Dataset records on visual material:
* START *

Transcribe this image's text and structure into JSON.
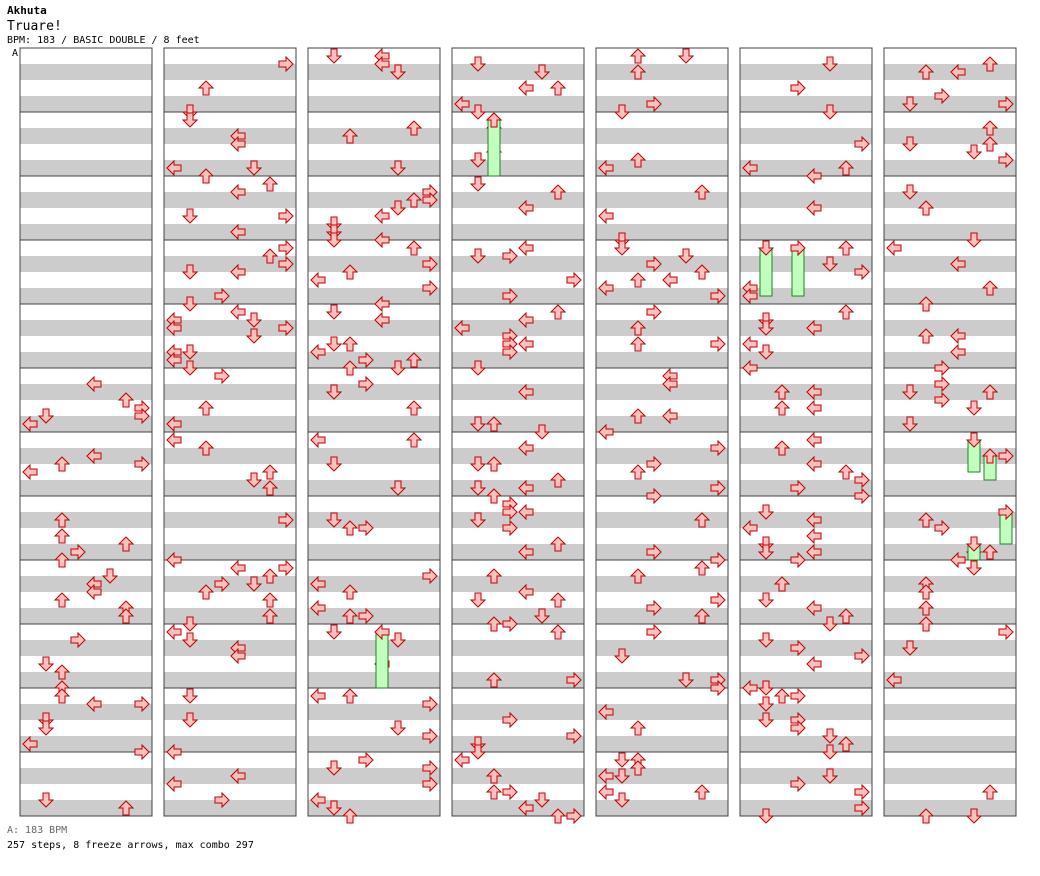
{
  "song": {
    "artist": "Akhuta",
    "title": "Truare!",
    "meta": "BPM: 183 / BASIC DOUBLE / 8 feet",
    "segment_marker": "A",
    "bpm_line": "A: 183 BPM",
    "stats": "257 steps, 8 freeze arrows, max combo 297"
  },
  "chart_data": {
    "type": "step-chart",
    "columns": 7,
    "measures_per_column": 12,
    "lanes": 8,
    "rows_per_measure": 8,
    "colors": {
      "arrow_fill": "#ffc0c0",
      "arrow_stroke": "#c00000",
      "freeze_fill": "#c0ffc0",
      "freeze_stroke": "#208020",
      "stripe_gray": "#cccccc",
      "stripe_white": "#ffffff",
      "border": "#444444"
    },
    "notes": [
      [
        [
          0,
          0,
          0
        ],
        [
          0,
          0,
          0
        ],
        [
          0,
          0,
          0
        ],
        [
          0,
          0,
          0
        ],
        [
          0,
          0,
          0
        ],
        [
          0,
          0,
          0
        ],
        [
          0,
          0,
          0
        ],
        [
          0,
          0,
          0
        ],
        [
          0,
          0,
          0
        ],
        [
          0,
          0,
          0
        ],
        [
          0,
          0,
          0
        ],
        [
          0,
          0,
          0
        ],
        [
          0,
          0,
          0
        ],
        [
          0,
          0,
          0
        ],
        [
          0,
          0,
          0
        ],
        [
          0,
          0,
          0
        ],
        [
          0,
          0,
          0
        ],
        [
          0,
          0,
          0
        ],
        [
          0,
          0,
          0
        ],
        [
          0,
          0,
          0
        ],
        [
          0,
          0,
          0
        ],
        [
          0,
          0,
          0
        ],
        [
          0,
          0,
          0
        ],
        [
          0,
          0,
          0
        ],
        [
          0,
          0,
          0
        ],
        [
          0,
          0,
          0
        ],
        [
          0,
          0,
          0
        ],
        [
          0,
          0,
          0
        ],
        [
          0,
          0,
          0
        ],
        [
          0,
          0,
          0
        ],
        [
          0,
          0,
          0
        ],
        [
          0,
          0,
          0
        ],
        [
          0,
          0,
          0
        ],
        [
          0,
          0,
          0
        ],
        [
          0,
          0,
          0
        ],
        [
          0,
          0,
          0
        ],
        [
          0,
          0,
          0
        ],
        [
          0,
          0,
          0
        ],
        [
          0,
          0,
          0
        ],
        [
          0,
          0,
          0
        ],
        [
          5,
          0,
          0
        ],
        [
          5,
          2,
          3
        ],
        [
          5,
          3,
          1
        ],
        [
          5,
          4,
          2
        ],
        [
          5,
          5,
          4
        ],
        [
          6,
          0,
          5
        ],
        [
          6,
          1,
          4
        ],
        [
          6,
          2,
          7
        ],
        [
          6,
          3,
          5
        ],
        [
          6,
          4,
          6
        ],
        [
          6,
          5,
          7
        ],
        [
          6,
          6,
          4
        ],
        [
          6,
          7,
          7
        ],
        [
          8,
          0,
          7
        ],
        [
          8,
          1,
          6
        ],
        [
          8,
          2,
          3
        ],
        [
          8,
          3,
          4
        ],
        [
          8,
          6,
          6
        ],
        [
          8,
          7,
          5
        ],
        [
          9,
          0,
          4
        ],
        [
          9,
          1,
          3
        ],
        [
          9,
          3,
          1
        ],
        [
          9,
          4,
          0
        ],
        [
          9,
          5,
          3
        ],
        [
          9,
          5,
          4
        ],
        [
          9,
          6,
          1
        ],
        [
          9,
          7,
          3
        ],
        [
          10,
          1,
          2
        ],
        [
          10,
          3,
          4
        ],
        [
          10,
          4,
          3
        ],
        [
          10,
          5,
          0
        ],
        [
          10,
          7,
          0
        ],
        [
          11,
          0,
          2
        ],
        [
          11,
          1,
          0
        ],
        [
          11,
          1,
          3
        ],
        [
          11,
          2,
          1
        ],
        [
          11,
          3,
          0
        ],
        [
          11,
          3,
          3
        ],
        [
          11,
          4,
          0
        ]
      ]
    ]
  }
}
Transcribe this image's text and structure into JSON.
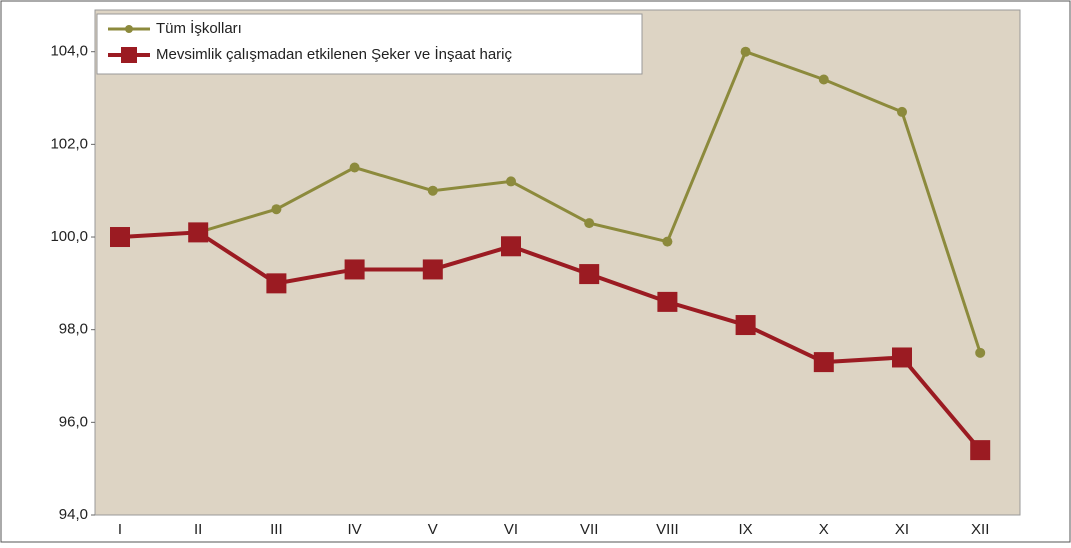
{
  "chart_data": {
    "type": "line",
    "categories": [
      "I",
      "II",
      "III",
      "IV",
      "V",
      "VI",
      "VII",
      "VIII",
      "IX",
      "X",
      "XI",
      "XII"
    ],
    "series": [
      {
        "name": "Tüm İşkolları",
        "color": "#8c8a3c",
        "values": [
          100.0,
          100.1,
          100.6,
          101.5,
          101.0,
          101.2,
          100.3,
          99.9,
          104.0,
          103.4,
          102.7,
          97.5
        ]
      },
      {
        "name": "Mevsimlik çalışmadan etkilenen Şeker ve İnşaat hariç",
        "color": "#9b1b22",
        "values": [
          100.0,
          100.1,
          99.0,
          99.3,
          99.3,
          99.8,
          99.2,
          98.6,
          98.1,
          97.3,
          97.4,
          95.4
        ]
      }
    ],
    "ylim": [
      94,
      104.9
    ],
    "yticks": [
      {
        "value": 94,
        "label": "94,0"
      },
      {
        "value": 96,
        "label": "96,0"
      },
      {
        "value": 98,
        "label": "98,0"
      },
      {
        "value": 100,
        "label": "100,0"
      },
      {
        "value": 102,
        "label": "102,0"
      },
      {
        "value": 104,
        "label": "104,0"
      }
    ],
    "legend": "top-left"
  }
}
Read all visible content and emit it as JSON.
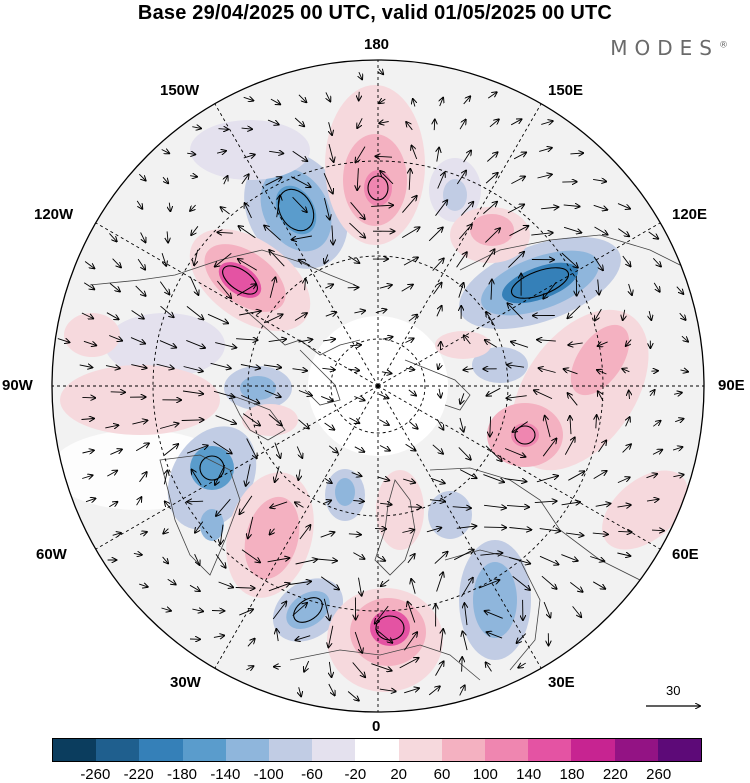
{
  "title": "Base 29/04/2025 00 UTC, valid 01/05/2025 00 UTC",
  "logo": "MODES",
  "logo_mark": "®",
  "longitude_labels": {
    "n180": "180",
    "w150": "150W",
    "e150": "150E",
    "w120": "120W",
    "e120": "120E",
    "w90": "90W",
    "e90": "90E",
    "w60": "60W",
    "e60": "60E",
    "w30": "30W",
    "e30": "30E",
    "s0": "0"
  },
  "reference_vector": {
    "label": "30"
  },
  "colorbar": {
    "tick_labels": [
      "-260",
      "-220",
      "-180",
      "-140",
      "-100",
      "-60",
      "-20",
      "20",
      "60",
      "100",
      "140",
      "180",
      "220",
      "260"
    ],
    "colors": [
      "#0b3d5e",
      "#1f5f8e",
      "#3580b8",
      "#5a9ccc",
      "#8fb6dc",
      "#c1cce4",
      "#e4e1ee",
      "#ffffff",
      "#f6d9dd",
      "#f4b1c1",
      "#ef86b0",
      "#e453a3",
      "#c72491",
      "#931384",
      "#5d0a78"
    ]
  },
  "map_colors": {
    "ocean_background": "#ffffff",
    "neutral_fill": "#eeeeee",
    "coastline": "#444444",
    "graticule": "#000000"
  }
}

* END *

(PROBLEM DESCRIPTION) Are you able to set down all the lines above exactly, without any pictures?

(COMPLETE ANSWER)
Transcribe this image's text and structure into JSON.
{
  "song": {
    "artist": "Akhuta",
    "title": "Truare!",
    "meta": "BPM: 183 / BASIC DOUBLE / 8 feet",
    "segment_marker": "A",
    "bpm_line": "A: 183 BPM",
    "stats": "257 steps, 8 freeze arrows, max combo 297"
  },
  "chart_data": {
    "type": "step-chart",
    "columns": 7,
    "measures_per_column": 12,
    "lanes": 8,
    "rows_per_measure": 8,
    "colors": {
      "arrow_fill": "#ffc0c0",
      "arrow_stroke": "#c00000",
      "freeze_fill": "#c0ffc0",
      "freeze_stroke": "#208020",
      "stripe_gray": "#cccccc",
      "stripe_white": "#ffffff",
      "border": "#444444"
    },
    "notes": [
      [
        [
          0,
          0,
          0
        ],
        [
          0,
          0,
          0
        ],
        [
          0,
          0,
          0
        ],
        [
          0,
          0,
          0
        ],
        [
          0,
          0,
          0
        ],
        [
          0,
          0,
          0
        ],
        [
          0,
          0,
          0
        ],
        [
          0,
          0,
          0
        ],
        [
          0,
          0,
          0
        ],
        [
          0,
          0,
          0
        ],
        [
          0,
          0,
          0
        ],
        [
          0,
          0,
          0
        ],
        [
          0,
          0,
          0
        ],
        [
          0,
          0,
          0
        ],
        [
          0,
          0,
          0
        ],
        [
          0,
          0,
          0
        ],
        [
          0,
          0,
          0
        ],
        [
          0,
          0,
          0
        ],
        [
          0,
          0,
          0
        ],
        [
          0,
          0,
          0
        ],
        [
          0,
          0,
          0
        ],
        [
          0,
          0,
          0
        ],
        [
          0,
          0,
          0
        ],
        [
          0,
          0,
          0
        ],
        [
          0,
          0,
          0
        ],
        [
          0,
          0,
          0
        ],
        [
          0,
          0,
          0
        ],
        [
          0,
          0,
          0
        ],
        [
          0,
          0,
          0
        ],
        [
          0,
          0,
          0
        ],
        [
          0,
          0,
          0
        ],
        [
          0,
          0,
          0
        ],
        [
          0,
          0,
          0
        ],
        [
          0,
          0,
          0
        ],
        [
          0,
          0,
          0
        ],
        [
          0,
          0,
          0
        ],
        [
          0,
          0,
          0
        ],
        [
          0,
          0,
          0
        ],
        [
          0,
          0,
          0
        ],
        [
          0,
          0,
          0
        ],
        [
          5,
          0,
          0
        ],
        [
          5,
          2,
          3
        ],
        [
          5,
          3,
          1
        ],
        [
          5,
          4,
          2
        ],
        [
          5,
          5,
          4
        ],
        [
          6,
          0,
          5
        ],
        [
          6,
          1,
          4
        ],
        [
          6,
          2,
          7
        ],
        [
          6,
          3,
          5
        ],
        [
          6,
          4,
          6
        ],
        [
          6,
          5,
          7
        ],
        [
          6,
          6,
          4
        ],
        [
          6,
          7,
          7
        ],
        [
          8,
          0,
          7
        ],
        [
          8,
          1,
          6
        ],
        [
          8,
          2,
          3
        ],
        [
          8,
          3,
          4
        ],
        [
          8,
          6,
          6
        ],
        [
          8,
          7,
          5
        ],
        [
          9,
          0,
          4
        ],
        [
          9,
          1,
          3
        ],
        [
          9,
          3,
          1
        ],
        [
          9,
          4,
          0
        ],
        [
          9,
          5,
          3
        ],
        [
          9,
          5,
          4
        ],
        [
          9,
          6,
          1
        ],
        [
          9,
          7,
          3
        ],
        [
          10,
          1,
          2
        ],
        [
          10,
          3,
          4
        ],
        [
          10,
          4,
          3
        ],
        [
          10,
          5,
          0
        ],
        [
          10,
          7,
          0
        ],
        [
          11,
          0,
          2
        ],
        [
          11,
          1,
          0
        ],
        [
          11,
          1,
          3
        ],
        [
          11,
          2,
          1
        ],
        [
          11,
          3,
          0
        ],
        [
          11,
          3,
          3
        ],
        [
          11,
          4,
          0
        ]
      ]
    ]
  }
}
Transcribe this image's text and structure into JSON.
{
  "chart_data": {
    "type": "line",
    "categories": [
      "I",
      "II",
      "III",
      "IV",
      "V",
      "VI",
      "VII",
      "VIII",
      "IX",
      "X",
      "XI",
      "XII"
    ],
    "series": [
      {
        "name": "Tüm İşkolları",
        "color": "#8c8a3c",
        "values": [
          100.0,
          100.1,
          100.6,
          101.5,
          101.0,
          101.2,
          100.3,
          99.9,
          104.0,
          103.4,
          102.7,
          97.5
        ]
      },
      {
        "name": "Mevsimlik çalışmadan etkilenen Şeker ve İnşaat hariç",
        "color": "#9b1b22",
        "values": [
          100.0,
          100.1,
          99.0,
          99.3,
          99.3,
          99.8,
          99.2,
          98.6,
          98.1,
          97.3,
          97.4,
          95.4
        ]
      }
    ],
    "ylim": [
      94,
      104.9
    ],
    "yticks": [
      {
        "value": 94,
        "label": "94,0"
      },
      {
        "value": 96,
        "label": "96,0"
      },
      {
        "value": 98,
        "label": "98,0"
      },
      {
        "value": 100,
        "label": "100,0"
      },
      {
        "value": 102,
        "label": "102,0"
      },
      {
        "value": 104,
        "label": "104,0"
      }
    ],
    "legend": "top-left"
  }
}
Read all visible content and emit it as JSON.
{
  "title": "Base 29/04/2025 00 UTC, valid 01/05/2025 00 UTC",
  "logo": "MODES",
  "logo_mark": "®",
  "longitude_labels": {
    "n180": "180",
    "w150": "150W",
    "e150": "150E",
    "w120": "120W",
    "e120": "120E",
    "w90": "90W",
    "e90": "90E",
    "w60": "60W",
    "e60": "60E",
    "w30": "30W",
    "e30": "30E",
    "s0": "0"
  },
  "reference_vector": {
    "label": "30"
  },
  "colorbar": {
    "tick_labels": [
      "-260",
      "-220",
      "-180",
      "-140",
      "-100",
      "-60",
      "-20",
      "20",
      "60",
      "100",
      "140",
      "180",
      "220",
      "260"
    ],
    "colors": [
      "#0b3d5e",
      "#1f5f8e",
      "#3580b8",
      "#5a9ccc",
      "#8fb6dc",
      "#c1cce4",
      "#e4e1ee",
      "#ffffff",
      "#f6d9dd",
      "#f4b1c1",
      "#ef86b0",
      "#e453a3",
      "#c72491",
      "#931384",
      "#5d0a78"
    ]
  },
  "map_colors": {
    "ocean_background": "#ffffff",
    "neutral_fill": "#eeeeee",
    "coastline": "#444444",
    "graticule": "#000000"
  }
}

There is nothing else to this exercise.